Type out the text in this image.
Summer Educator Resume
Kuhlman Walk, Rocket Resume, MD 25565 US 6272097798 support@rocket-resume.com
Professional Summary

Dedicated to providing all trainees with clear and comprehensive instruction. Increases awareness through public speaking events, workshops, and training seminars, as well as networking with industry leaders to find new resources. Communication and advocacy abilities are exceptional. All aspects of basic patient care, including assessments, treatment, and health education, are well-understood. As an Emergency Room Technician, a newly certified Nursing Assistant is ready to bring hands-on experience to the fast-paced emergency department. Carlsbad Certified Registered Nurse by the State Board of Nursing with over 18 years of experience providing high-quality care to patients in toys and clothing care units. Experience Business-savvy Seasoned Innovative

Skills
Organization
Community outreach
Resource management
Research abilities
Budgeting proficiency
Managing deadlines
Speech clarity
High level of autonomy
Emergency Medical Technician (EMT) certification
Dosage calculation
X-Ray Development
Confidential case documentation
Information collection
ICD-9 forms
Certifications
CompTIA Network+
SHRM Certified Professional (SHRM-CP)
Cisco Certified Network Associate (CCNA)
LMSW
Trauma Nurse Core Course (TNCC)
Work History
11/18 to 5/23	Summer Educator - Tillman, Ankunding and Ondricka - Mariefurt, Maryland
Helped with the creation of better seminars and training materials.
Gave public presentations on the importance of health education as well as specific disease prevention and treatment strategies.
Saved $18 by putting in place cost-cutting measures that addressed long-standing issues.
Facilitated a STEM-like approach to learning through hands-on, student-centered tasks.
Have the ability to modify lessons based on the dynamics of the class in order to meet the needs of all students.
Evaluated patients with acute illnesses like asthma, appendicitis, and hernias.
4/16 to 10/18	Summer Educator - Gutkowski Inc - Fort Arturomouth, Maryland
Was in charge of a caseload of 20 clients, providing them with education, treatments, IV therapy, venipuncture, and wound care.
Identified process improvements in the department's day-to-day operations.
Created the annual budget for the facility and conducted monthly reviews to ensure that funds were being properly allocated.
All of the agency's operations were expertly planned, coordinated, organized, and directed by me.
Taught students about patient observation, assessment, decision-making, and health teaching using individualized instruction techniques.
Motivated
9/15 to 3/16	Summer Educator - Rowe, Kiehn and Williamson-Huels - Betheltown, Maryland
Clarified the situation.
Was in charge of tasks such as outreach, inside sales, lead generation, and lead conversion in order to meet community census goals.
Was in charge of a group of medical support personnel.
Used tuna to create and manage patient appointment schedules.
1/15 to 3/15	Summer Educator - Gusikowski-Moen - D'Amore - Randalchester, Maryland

§ §

Exercise requirements
All the records above need to be output exactly, with none omitted.

Answer to this problem
Type out the text in this image.
Summer Educator Resume
Kuhlman Walk, Rocket Resume, MD 25565 US 6272097798 support@rocket-resume.com
Professional Summary

Dedicated to providing all trainees with clear and comprehensive instruction. Increases awareness through public speaking events, workshops, and training seminars, as well as networking with industry leaders to find new resources. Communication and advocacy abilities are exceptional. All aspects of basic patient care, including assessments, treatment, and health education, are well-understood. As an Emergency Room Technician, a newly certified Nursing Assistant is ready to bring hands-on experience to the fast-paced emergency department. Carlsbad Certified Registered Nurse by the State Board of Nursing with over 18 years of experience providing high-quality care to patients in toys and clothing care units. Experience Business-savvy Seasoned Innovative

Skills
Organization
Community outreach
Resource management
Research abilities
Budgeting proficiency
Managing deadlines
Speech clarity
High level of autonomy
Emergency Medical Technician (EMT) certification
Dosage calculation
X-Ray Development
Confidential case documentation
Information collection
ICD-9 forms
Certifications
CompTIA Network+
SHRM Certified Professional (SHRM-CP)
Cisco Certified Network Associate (CCNA)
LMSW
Trauma Nurse Core Course (TNCC)
Work History
11/18 to 5/23	Summer Educator - Tillman, Ankunding and Ondricka - Mariefurt, Maryland
Helped with the creation of better seminars and training materials.
Gave public presentations on the importance of health education as well as specific disease prevention and treatment strategies.
Saved $18 by putting in place cost-cutting measures that addressed long-standing issues.
Facilitated a STEM-like approach to learning through hands-on, student-centered tasks.
Have the ability to modify lessons based on the dynamics of the class in order to meet the needs of all students.
Evaluated patients with acute illnesses like asthma, appendicitis, and hernias.
4/16 to 10/18	Summer Educator - Gutkowski Inc - Fort Arturomouth, Maryland
Was in charge of a caseload of 20 clients, providing them with education, treatments, IV therapy, venipuncture, and wound care.
Identified process improvements in the department's day-to-day operations.
Created the annual budget for the facility and conducted monthly reviews to ensure that funds were being properly allocated.
All of the agency's operations were expertly planned, coordinated, organized, and directed by me.
Taught students about patient observation, assessment, decision-making, and health teaching using individualized instruction techniques.
Motivated
9/15 to 3/16	Summer Educator - Rowe, Kiehn and Williamson-Huels - Betheltown, Maryland
Clarified the situation.
Was in charge of tasks such as outreach, inside sales, lead generation, and lead conversion in order to meet community census goals.
Was in charge of a group of medical support personnel.
Used tuna to create and manage patient appointment schedules.
1/15 to 3/15	Summer Educator - Gusikowski-Moen - D'Amore - Randalchester, Maryland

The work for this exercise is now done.